=== GIVEN EXERCISE ===
Every record must be repeated exactly, with no omission.

=== DATA SECTION ===

┌──

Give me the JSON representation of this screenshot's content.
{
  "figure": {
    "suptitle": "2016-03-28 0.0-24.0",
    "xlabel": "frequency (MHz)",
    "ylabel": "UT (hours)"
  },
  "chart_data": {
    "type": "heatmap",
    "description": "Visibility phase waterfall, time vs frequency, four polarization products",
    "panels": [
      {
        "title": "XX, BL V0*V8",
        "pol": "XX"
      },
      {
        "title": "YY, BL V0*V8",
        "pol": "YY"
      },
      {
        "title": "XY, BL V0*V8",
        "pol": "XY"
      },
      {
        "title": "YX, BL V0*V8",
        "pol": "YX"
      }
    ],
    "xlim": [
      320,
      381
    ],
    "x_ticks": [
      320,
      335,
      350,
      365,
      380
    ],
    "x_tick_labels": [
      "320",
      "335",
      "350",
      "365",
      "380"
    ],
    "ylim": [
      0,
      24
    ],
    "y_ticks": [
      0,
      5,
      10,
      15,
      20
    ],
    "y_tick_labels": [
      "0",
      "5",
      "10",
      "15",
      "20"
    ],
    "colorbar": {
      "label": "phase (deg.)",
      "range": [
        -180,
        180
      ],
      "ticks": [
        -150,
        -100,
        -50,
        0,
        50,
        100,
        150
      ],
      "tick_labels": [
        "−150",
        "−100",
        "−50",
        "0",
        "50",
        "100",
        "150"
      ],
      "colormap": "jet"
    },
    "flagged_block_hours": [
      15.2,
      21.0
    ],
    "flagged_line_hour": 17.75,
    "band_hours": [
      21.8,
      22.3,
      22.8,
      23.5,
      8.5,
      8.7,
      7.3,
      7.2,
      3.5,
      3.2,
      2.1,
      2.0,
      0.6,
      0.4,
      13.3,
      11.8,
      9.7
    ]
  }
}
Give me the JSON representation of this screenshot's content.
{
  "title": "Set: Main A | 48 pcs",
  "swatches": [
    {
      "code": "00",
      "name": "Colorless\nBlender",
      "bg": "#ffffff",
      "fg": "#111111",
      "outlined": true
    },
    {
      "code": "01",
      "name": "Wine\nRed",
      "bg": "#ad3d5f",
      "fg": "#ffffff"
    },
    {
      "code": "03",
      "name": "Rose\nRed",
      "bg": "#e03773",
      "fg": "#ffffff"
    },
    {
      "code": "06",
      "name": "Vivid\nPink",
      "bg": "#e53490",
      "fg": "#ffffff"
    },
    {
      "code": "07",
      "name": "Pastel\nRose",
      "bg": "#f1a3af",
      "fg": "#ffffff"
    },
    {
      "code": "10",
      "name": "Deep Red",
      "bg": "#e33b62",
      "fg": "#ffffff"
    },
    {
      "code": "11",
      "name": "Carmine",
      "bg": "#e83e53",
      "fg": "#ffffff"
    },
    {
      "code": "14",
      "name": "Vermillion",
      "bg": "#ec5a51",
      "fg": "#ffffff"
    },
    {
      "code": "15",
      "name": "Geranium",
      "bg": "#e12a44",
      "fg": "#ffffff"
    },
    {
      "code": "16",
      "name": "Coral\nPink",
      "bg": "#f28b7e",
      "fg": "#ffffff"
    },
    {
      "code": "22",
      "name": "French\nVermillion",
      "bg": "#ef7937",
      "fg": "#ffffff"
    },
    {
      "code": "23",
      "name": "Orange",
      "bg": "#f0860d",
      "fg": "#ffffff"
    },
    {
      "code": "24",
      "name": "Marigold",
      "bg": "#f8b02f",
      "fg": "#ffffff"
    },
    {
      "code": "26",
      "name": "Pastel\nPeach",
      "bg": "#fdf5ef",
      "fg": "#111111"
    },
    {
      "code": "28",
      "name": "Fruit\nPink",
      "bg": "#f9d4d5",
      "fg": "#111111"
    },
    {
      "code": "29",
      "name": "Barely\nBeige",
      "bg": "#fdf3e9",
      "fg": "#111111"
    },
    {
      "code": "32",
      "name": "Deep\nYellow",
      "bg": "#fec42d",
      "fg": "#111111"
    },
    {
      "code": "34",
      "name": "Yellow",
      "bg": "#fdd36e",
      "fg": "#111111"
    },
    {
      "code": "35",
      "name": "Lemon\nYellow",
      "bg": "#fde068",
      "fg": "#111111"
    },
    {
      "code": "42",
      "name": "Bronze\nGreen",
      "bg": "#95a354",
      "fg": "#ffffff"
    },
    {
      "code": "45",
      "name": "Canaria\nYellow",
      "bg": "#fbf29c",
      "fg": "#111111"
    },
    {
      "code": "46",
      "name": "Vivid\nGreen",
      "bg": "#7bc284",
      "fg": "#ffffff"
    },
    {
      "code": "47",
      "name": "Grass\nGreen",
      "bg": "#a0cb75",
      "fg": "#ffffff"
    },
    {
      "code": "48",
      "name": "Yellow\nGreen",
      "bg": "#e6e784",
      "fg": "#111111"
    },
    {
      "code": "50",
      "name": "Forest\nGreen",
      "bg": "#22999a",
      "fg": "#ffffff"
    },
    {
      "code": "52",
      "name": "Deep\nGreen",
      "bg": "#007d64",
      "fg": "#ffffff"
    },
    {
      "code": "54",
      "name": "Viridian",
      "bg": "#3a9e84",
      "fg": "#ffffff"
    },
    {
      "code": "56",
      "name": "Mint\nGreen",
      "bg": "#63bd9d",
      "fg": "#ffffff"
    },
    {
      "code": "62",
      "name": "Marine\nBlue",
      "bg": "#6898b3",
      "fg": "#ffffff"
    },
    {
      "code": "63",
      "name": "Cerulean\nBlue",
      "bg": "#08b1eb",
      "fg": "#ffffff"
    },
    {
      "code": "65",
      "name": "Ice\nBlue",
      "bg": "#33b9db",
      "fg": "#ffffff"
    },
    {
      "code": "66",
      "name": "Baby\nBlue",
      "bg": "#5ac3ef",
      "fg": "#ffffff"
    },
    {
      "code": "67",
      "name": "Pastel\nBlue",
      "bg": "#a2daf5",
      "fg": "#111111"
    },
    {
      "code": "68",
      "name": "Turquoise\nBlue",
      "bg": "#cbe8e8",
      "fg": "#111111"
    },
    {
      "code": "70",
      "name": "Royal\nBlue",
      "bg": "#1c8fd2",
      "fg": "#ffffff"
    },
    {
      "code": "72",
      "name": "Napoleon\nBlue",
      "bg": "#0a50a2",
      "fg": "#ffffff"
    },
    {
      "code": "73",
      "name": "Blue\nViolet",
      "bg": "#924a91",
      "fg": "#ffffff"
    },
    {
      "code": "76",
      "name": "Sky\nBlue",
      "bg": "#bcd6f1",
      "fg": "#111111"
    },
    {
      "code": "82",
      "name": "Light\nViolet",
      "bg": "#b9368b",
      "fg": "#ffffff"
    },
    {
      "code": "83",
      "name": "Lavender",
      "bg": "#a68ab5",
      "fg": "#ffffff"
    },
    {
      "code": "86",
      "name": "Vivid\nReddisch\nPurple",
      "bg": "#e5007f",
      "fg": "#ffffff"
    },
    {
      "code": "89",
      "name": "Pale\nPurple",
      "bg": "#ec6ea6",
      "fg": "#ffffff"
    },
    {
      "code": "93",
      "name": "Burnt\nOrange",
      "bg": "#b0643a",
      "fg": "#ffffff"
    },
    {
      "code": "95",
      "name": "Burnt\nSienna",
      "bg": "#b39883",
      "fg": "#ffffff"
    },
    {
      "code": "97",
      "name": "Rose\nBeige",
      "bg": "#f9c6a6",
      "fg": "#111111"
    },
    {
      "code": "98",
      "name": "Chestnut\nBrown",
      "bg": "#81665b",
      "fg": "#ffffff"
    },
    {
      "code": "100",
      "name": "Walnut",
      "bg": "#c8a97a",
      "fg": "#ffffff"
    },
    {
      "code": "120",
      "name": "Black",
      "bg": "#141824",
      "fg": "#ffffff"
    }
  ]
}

└──

=== COMPLETE ANSWER ===
Give me the JSON representation of this screenshot's content.
{
  "figure": {
    "suptitle": "2016-03-28 0.0-24.0",
    "xlabel": "frequency (MHz)",
    "ylabel": "UT (hours)"
  },
  "chart_data": {
    "type": "heatmap",
    "description": "Visibility phase waterfall, time vs frequency, four polarization products",
    "panels": [
      {
        "title": "XX, BL V0*V8",
        "pol": "XX"
      },
      {
        "title": "YY, BL V0*V8",
        "pol": "YY"
      },
      {
        "title": "XY, BL V0*V8",
        "pol": "XY"
      },
      {
        "title": "YX, BL V0*V8",
        "pol": "YX"
      }
    ],
    "xlim": [
      320,
      381
    ],
    "x_ticks": [
      320,
      335,
      350,
      365,
      380
    ],
    "x_tick_labels": [
      "320",
      "335",
      "350",
      "365",
      "380"
    ],
    "ylim": [
      0,
      24
    ],
    "y_ticks": [
      0,
      5,
      10,
      15,
      20
    ],
    "y_tick_labels": [
      "0",
      "5",
      "10",
      "15",
      "20"
    ],
    "colorbar": {
      "label": "phase (deg.)",
      "range": [
        -180,
        180
      ],
      "ticks": [
        -150,
        -100,
        -50,
        0,
        50,
        100,
        150
      ],
      "tick_labels": [
        "−150",
        "−100",
        "−50",
        "0",
        "50",
        "100",
        "150"
      ],
      "colormap": "jet"
    },
    "flagged_block_hours": [
      15.2,
      21.0
    ],
    "flagged_line_hour": 17.75,
    "band_hours": [
      21.8,
      22.3,
      22.8,
      23.5,
      8.5,
      8.7,
      7.3,
      7.2,
      3.5,
      3.2,
      2.1,
      2.0,
      0.6,
      0.4,
      13.3,
      11.8,
      9.7
    ]
  }
}
Give me the JSON representation of this screenshot's content.
{
  "title": "Set: Main A | 48 pcs",
  "swatches": [
    {
      "code": "00",
      "name": "Colorless\nBlender",
      "bg": "#ffffff",
      "fg": "#111111",
      "outlined": true
    },
    {
      "code": "01",
      "name": "Wine\nRed",
      "bg": "#ad3d5f",
      "fg": "#ffffff"
    },
    {
      "code": "03",
      "name": "Rose\nRed",
      "bg": "#e03773",
      "fg": "#ffffff"
    },
    {
      "code": "06",
      "name": "Vivid\nPink",
      "bg": "#e53490",
      "fg": "#ffffff"
    },
    {
      "code": "07",
      "name": "Pastel\nRose",
      "bg": "#f1a3af",
      "fg": "#ffffff"
    },
    {
      "code": "10",
      "name": "Deep Red",
      "bg": "#e33b62",
      "fg": "#ffffff"
    },
    {
      "code": "11",
      "name": "Carmine",
      "bg": "#e83e53",
      "fg": "#ffffff"
    },
    {
      "code": "14",
      "name": "Vermillion",
      "bg": "#ec5a51",
      "fg": "#ffffff"
    },
    {
      "code": "15",
      "name": "Geranium",
      "bg": "#e12a44",
      "fg": "#ffffff"
    },
    {
      "code": "16",
      "name": "Coral\nPink",
      "bg": "#f28b7e",
      "fg": "#ffffff"
    },
    {
      "code": "22",
      "name": "French\nVermillion",
      "bg": "#ef7937",
      "fg": "#ffffff"
    },
    {
      "code": "23",
      "name": "Orange",
      "bg": "#f0860d",
      "fg": "#ffffff"
    },
    {
      "code": "24",
      "name": "Marigold",
      "bg": "#f8b02f",
      "fg": "#ffffff"
    },
    {
      "code": "26",
      "name": "Pastel\nPeach",
      "bg": "#fdf5ef",
      "fg": "#111111"
    },
    {
      "code": "28",
      "name": "Fruit\nPink",
      "bg": "#f9d4d5",
      "fg": "#111111"
    },
    {
      "code": "29",
      "name": "Barely\nBeige",
      "bg": "#fdf3e9",
      "fg": "#111111"
    },
    {
      "code": "32",
      "name": "Deep\nYellow",
      "bg": "#fec42d",
      "fg": "#111111"
    },
    {
      "code": "34",
      "name": "Yellow",
      "bg": "#fdd36e",
      "fg": "#111111"
    },
    {
      "code": "35",
      "name": "Lemon\nYellow",
      "bg": "#fde068",
      "fg": "#111111"
    },
    {
      "code": "42",
      "name": "Bronze\nGreen",
      "bg": "#95a354",
      "fg": "#ffffff"
    },
    {
      "code": "45",
      "name": "Canaria\nYellow",
      "bg": "#fbf29c",
      "fg": "#111111"
    },
    {
      "code": "46",
      "name": "Vivid\nGreen",
      "bg": "#7bc284",
      "fg": "#ffffff"
    },
    {
      "code": "47",
      "name": "Grass\nGreen",
      "bg": "#a0cb75",
      "fg": "#ffffff"
    },
    {
      "code": "48",
      "name": "Yellow\nGreen",
      "bg": "#e6e784",
      "fg": "#111111"
    },
    {
      "code": "50",
      "name": "Forest\nGreen",
      "bg": "#22999a",
      "fg": "#ffffff"
    },
    {
      "code": "52",
      "name": "Deep\nGreen",
      "bg": "#007d64",
      "fg": "#ffffff"
    },
    {
      "code": "54",
      "name": "Viridian",
      "bg": "#3a9e84",
      "fg": "#ffffff"
    },
    {
      "code": "56",
      "name": "Mint\nGreen",
      "bg": "#63bd9d",
      "fg": "#ffffff"
    },
    {
      "code": "62",
      "name": "Marine\nBlue",
      "bg": "#6898b3",
      "fg": "#ffffff"
    },
    {
      "code": "63",
      "name": "Cerulean\nBlue",
      "bg": "#08b1eb",
      "fg": "#ffffff"
    },
    {
      "code": "65",
      "name": "Ice\nBlue",
      "bg": "#33b9db",
      "fg": "#ffffff"
    },
    {
      "code": "66",
      "name": "Baby\nBlue",
      "bg": "#5ac3ef",
      "fg": "#ffffff"
    },
    {
      "code": "67",
      "name": "Pastel\nBlue",
      "bg": "#a2daf5",
      "fg": "#111111"
    },
    {
      "code": "68",
      "name": "Turquoise\nBlue",
      "bg": "#cbe8e8",
      "fg": "#111111"
    },
    {
      "code": "70",
      "name": "Royal\nBlue",
      "bg": "#1c8fd2",
      "fg": "#ffffff"
    },
    {
      "code": "72",
      "name": "Napoleon\nBlue",
      "bg": "#0a50a2",
      "fg": "#ffffff"
    },
    {
      "code": "73",
      "name": "Blue\nViolet",
      "bg": "#924a91",
      "fg": "#ffffff"
    },
    {
      "code": "76",
      "name": "Sky\nBlue",
      "bg": "#bcd6f1",
      "fg": "#111111"
    },
    {
      "code": "82",
      "name": "Light\nViolet",
      "bg": "#b9368b",
      "fg": "#ffffff"
    },
    {
      "code": "83",
      "name": "Lavender",
      "bg": "#a68ab5",
      "fg": "#ffffff"
    },
    {
      "code": "86",
      "name": "Vivid\nReddisch\nPurple",
      "bg": "#e5007f",
      "fg": "#ffffff"
    },
    {
      "code": "89",
      "name": "Pale\nPurple",
      "bg": "#ec6ea6",
      "fg": "#ffffff"
    },
    {
      "code": "93",
      "name": "Burnt\nOrange",
      "bg": "#b0643a",
      "fg": "#ffffff"
    },
    {
      "code": "95",
      "name": "Burnt\nSienna",
      "bg": "#b39883",
      "fg": "#ffffff"
    },
    {
      "code": "97",
      "name": "Rose\nBeige",
      "bg": "#f9c6a6",
      "fg": "#111111"
    },
    {
      "code": "98",
      "name": "Chestnut\nBrown",
      "bg": "#81665b",
      "fg": "#ffffff"
    },
    {
      "code": "100",
      "name": "Walnut",
      "bg": "#c8a97a",
      "fg": "#ffffff"
    },
    {
      "code": "120",
      "name": "Black",
      "bg": "#141824",
      "fg": "#ffffff"
    }
  ]
}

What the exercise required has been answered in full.